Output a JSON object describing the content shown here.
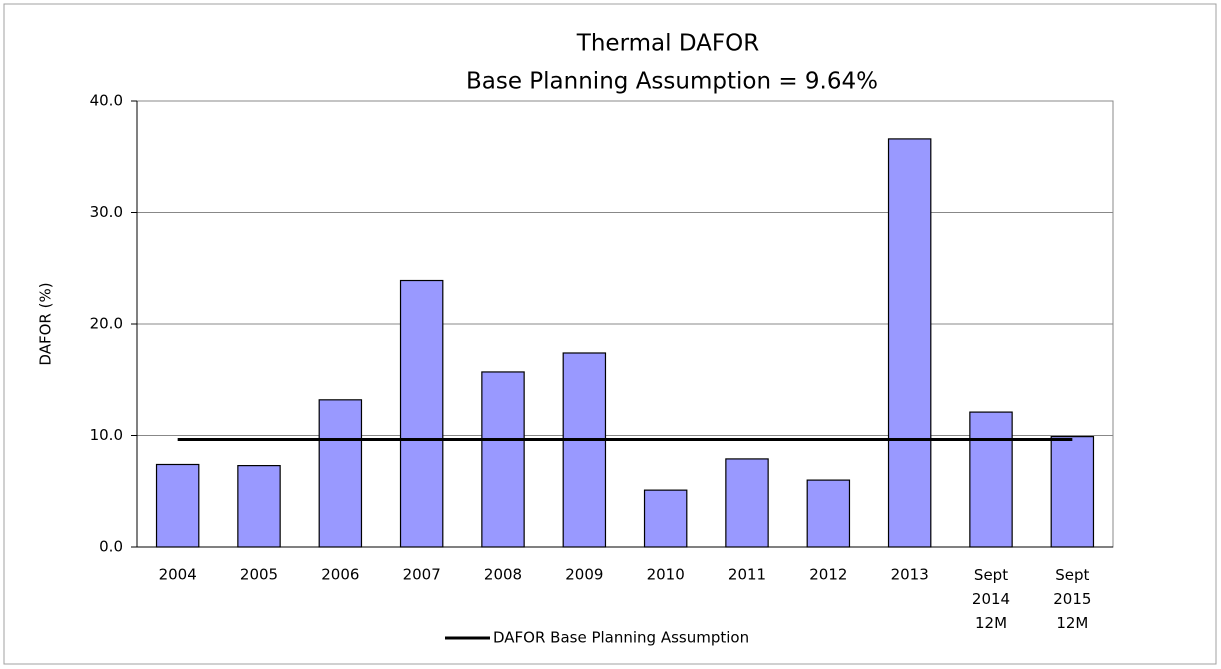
{
  "chart_data": {
    "type": "bar",
    "title": "Thermal DAFOR",
    "subtitle": "Base Planning Assumption = 9.64%",
    "y_label": "DAFOR (%)",
    "categories": [
      "2004",
      "2005",
      "2006",
      "2007",
      "2008",
      "2009",
      "2010",
      "2011",
      "2012",
      "2013",
      "Sept 2014 12M",
      "Sept 2015 12M"
    ],
    "values": [
      7.4,
      7.3,
      13.2,
      23.9,
      15.7,
      17.4,
      5.1,
      7.9,
      6.0,
      36.6,
      12.1,
      9.9
    ],
    "color": "#9999ff",
    "reference_line": {
      "name": "DAFOR Base Planning Assumption",
      "value": 9.64,
      "color": "#000000"
    },
    "ylim": [
      0,
      40
    ],
    "yticks": [
      {
        "value": 0,
        "label": "0.0"
      },
      {
        "value": 10,
        "label": "10.0"
      },
      {
        "value": 20,
        "label": "20.0"
      },
      {
        "value": 30,
        "label": "30.0"
      },
      {
        "value": 40,
        "label": "40.0"
      }
    ],
    "grid": true,
    "legend": "bottom"
  }
}
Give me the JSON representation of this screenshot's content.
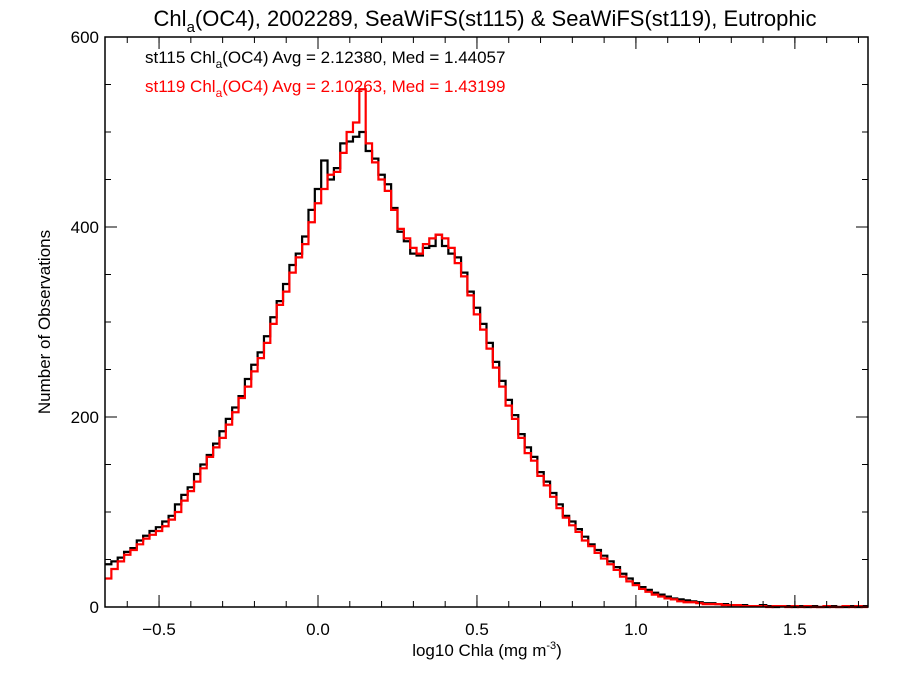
+--
REQUIREMENTS: Exclude the pictures. Write out the remaining data exactly.

EXERCISE RESPONSE:
Output a JSON object describing the content shown here.
{
  "chart_data": {
    "type": "bar",
    "title": "Thermal DAFOR",
    "subtitle": "Base Planning Assumption = 9.64%",
    "y_label": "DAFOR (%)",
    "categories": [
      "2004",
      "2005",
      "2006",
      "2007",
      "2008",
      "2009",
      "2010",
      "2011",
      "2012",
      "2013",
      "Sept 2014 12M",
      "Sept 2015 12M"
    ],
    "values": [
      7.4,
      7.3,
      13.2,
      23.9,
      15.7,
      17.4,
      5.1,
      7.9,
      6.0,
      36.6,
      12.1,
      9.9
    ],
    "color": "#9999ff",
    "reference_line": {
      "name": "DAFOR Base Planning Assumption",
      "value": 9.64,
      "color": "#000000"
    },
    "ylim": [
      0,
      40
    ],
    "yticks": [
      {
        "value": 0,
        "label": "0.0"
      },
      {
        "value": 10,
        "label": "10.0"
      },
      {
        "value": 20,
        "label": "20.0"
      },
      {
        "value": 30,
        "label": "30.0"
      },
      {
        "value": 40,
        "label": "40.0"
      }
    ],
    "grid": true,
    "legend": "bottom"
  }
}
Give me the JSON representation of this screenshot's content.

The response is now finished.